┌─ Material shown
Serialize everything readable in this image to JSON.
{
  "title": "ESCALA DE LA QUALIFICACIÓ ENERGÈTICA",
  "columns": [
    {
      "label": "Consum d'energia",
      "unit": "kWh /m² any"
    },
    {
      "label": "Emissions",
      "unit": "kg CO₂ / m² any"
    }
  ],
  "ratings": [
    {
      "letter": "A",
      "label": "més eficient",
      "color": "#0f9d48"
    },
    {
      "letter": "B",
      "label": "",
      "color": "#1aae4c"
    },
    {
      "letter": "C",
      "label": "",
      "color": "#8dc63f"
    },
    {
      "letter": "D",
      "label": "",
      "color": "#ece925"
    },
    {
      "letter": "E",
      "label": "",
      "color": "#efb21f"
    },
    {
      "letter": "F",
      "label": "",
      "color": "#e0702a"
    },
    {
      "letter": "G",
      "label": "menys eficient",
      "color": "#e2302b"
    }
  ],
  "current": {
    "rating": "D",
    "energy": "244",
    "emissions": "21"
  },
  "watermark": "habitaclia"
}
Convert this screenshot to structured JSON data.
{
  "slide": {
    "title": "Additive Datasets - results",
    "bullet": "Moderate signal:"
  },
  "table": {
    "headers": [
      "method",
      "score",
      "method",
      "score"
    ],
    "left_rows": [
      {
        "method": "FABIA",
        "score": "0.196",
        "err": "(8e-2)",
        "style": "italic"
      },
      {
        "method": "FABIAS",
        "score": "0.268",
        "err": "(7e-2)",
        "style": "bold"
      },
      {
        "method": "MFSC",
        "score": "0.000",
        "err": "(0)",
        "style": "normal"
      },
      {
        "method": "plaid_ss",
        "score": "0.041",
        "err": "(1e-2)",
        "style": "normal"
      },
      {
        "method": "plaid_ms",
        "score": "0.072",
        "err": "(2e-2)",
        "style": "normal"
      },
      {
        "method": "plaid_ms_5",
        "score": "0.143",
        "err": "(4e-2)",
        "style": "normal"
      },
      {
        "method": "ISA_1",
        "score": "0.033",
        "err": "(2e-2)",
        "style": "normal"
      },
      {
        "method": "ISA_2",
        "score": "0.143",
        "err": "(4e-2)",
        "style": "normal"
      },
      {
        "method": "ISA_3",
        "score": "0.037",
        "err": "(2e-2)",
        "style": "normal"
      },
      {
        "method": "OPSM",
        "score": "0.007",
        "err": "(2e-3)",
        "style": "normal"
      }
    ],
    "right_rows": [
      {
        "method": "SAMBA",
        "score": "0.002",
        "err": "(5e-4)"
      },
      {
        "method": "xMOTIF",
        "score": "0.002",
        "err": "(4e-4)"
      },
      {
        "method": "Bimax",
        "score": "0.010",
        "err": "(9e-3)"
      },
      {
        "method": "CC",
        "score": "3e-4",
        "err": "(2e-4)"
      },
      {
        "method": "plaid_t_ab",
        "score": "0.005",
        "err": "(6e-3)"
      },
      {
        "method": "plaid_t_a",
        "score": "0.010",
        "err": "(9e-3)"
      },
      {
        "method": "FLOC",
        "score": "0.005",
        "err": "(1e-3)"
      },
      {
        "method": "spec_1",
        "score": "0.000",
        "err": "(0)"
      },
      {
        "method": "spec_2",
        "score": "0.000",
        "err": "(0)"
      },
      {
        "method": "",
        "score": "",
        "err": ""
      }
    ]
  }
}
└─
-- Problem statement --
Show the data once more, exactly as it was written.

-- Final result --
Serialize everything readable in this image to JSON.
{
  "title": "ESCALA DE LA QUALIFICACIÓ ENERGÈTICA",
  "columns": [
    {
      "label": "Consum d'energia",
      "unit": "kWh /m² any"
    },
    {
      "label": "Emissions",
      "unit": "kg CO₂ / m² any"
    }
  ],
  "ratings": [
    {
      "letter": "A",
      "label": "més eficient",
      "color": "#0f9d48"
    },
    {
      "letter": "B",
      "label": "",
      "color": "#1aae4c"
    },
    {
      "letter": "C",
      "label": "",
      "color": "#8dc63f"
    },
    {
      "letter": "D",
      "label": "",
      "color": "#ece925"
    },
    {
      "letter": "E",
      "label": "",
      "color": "#efb21f"
    },
    {
      "letter": "F",
      "label": "",
      "color": "#e0702a"
    },
    {
      "letter": "G",
      "label": "menys eficient",
      "color": "#e2302b"
    }
  ],
  "current": {
    "rating": "D",
    "energy": "244",
    "emissions": "21"
  },
  "watermark": "habitaclia"
}
Convert this screenshot to structured JSON data.
{
  "slide": {
    "title": "Additive Datasets - results",
    "bullet": "Moderate signal:"
  },
  "table": {
    "headers": [
      "method",
      "score",
      "method",
      "score"
    ],
    "left_rows": [
      {
        "method": "FABIA",
        "score": "0.196",
        "err": "(8e-2)",
        "style": "italic"
      },
      {
        "method": "FABIAS",
        "score": "0.268",
        "err": "(7e-2)",
        "style": "bold"
      },
      {
        "method": "MFSC",
        "score": "0.000",
        "err": "(0)",
        "style": "normal"
      },
      {
        "method": "plaid_ss",
        "score": "0.041",
        "err": "(1e-2)",
        "style": "normal"
      },
      {
        "method": "plaid_ms",
        "score": "0.072",
        "err": "(2e-2)",
        "style": "normal"
      },
      {
        "method": "plaid_ms_5",
        "score": "0.143",
        "err": "(4e-2)",
        "style": "normal"
      },
      {
        "method": "ISA_1",
        "score": "0.033",
        "err": "(2e-2)",
        "style": "normal"
      },
      {
        "method": "ISA_2",
        "score": "0.143",
        "err": "(4e-2)",
        "style": "normal"
      },
      {
        "method": "ISA_3",
        "score": "0.037",
        "err": "(2e-2)",
        "style": "normal"
      },
      {
        "method": "OPSM",
        "score": "0.007",
        "err": "(2e-3)",
        "style": "normal"
      }
    ],
    "right_rows": [
      {
        "method": "SAMBA",
        "score": "0.002",
        "err": "(5e-4)"
      },
      {
        "method": "xMOTIF",
        "score": "0.002",
        "err": "(4e-4)"
      },
      {
        "method": "Bimax",
        "score": "0.010",
        "err": "(9e-3)"
      },
      {
        "method": "CC",
        "score": "3e-4",
        "err": "(2e-4)"
      },
      {
        "method": "plaid_t_ab",
        "score": "0.005",
        "err": "(6e-3)"
      },
      {
        "method": "plaid_t_a",
        "score": "0.010",
        "err": "(9e-3)"
      },
      {
        "method": "FLOC",
        "score": "0.005",
        "err": "(1e-3)"
      },
      {
        "method": "spec_1",
        "score": "0.000",
        "err": "(0)"
      },
      {
        "method": "spec_2",
        "score": "0.000",
        "err": "(0)"
      },
      {
        "method": "",
        "score": "",
        "err": ""
      }
    ]
  }
}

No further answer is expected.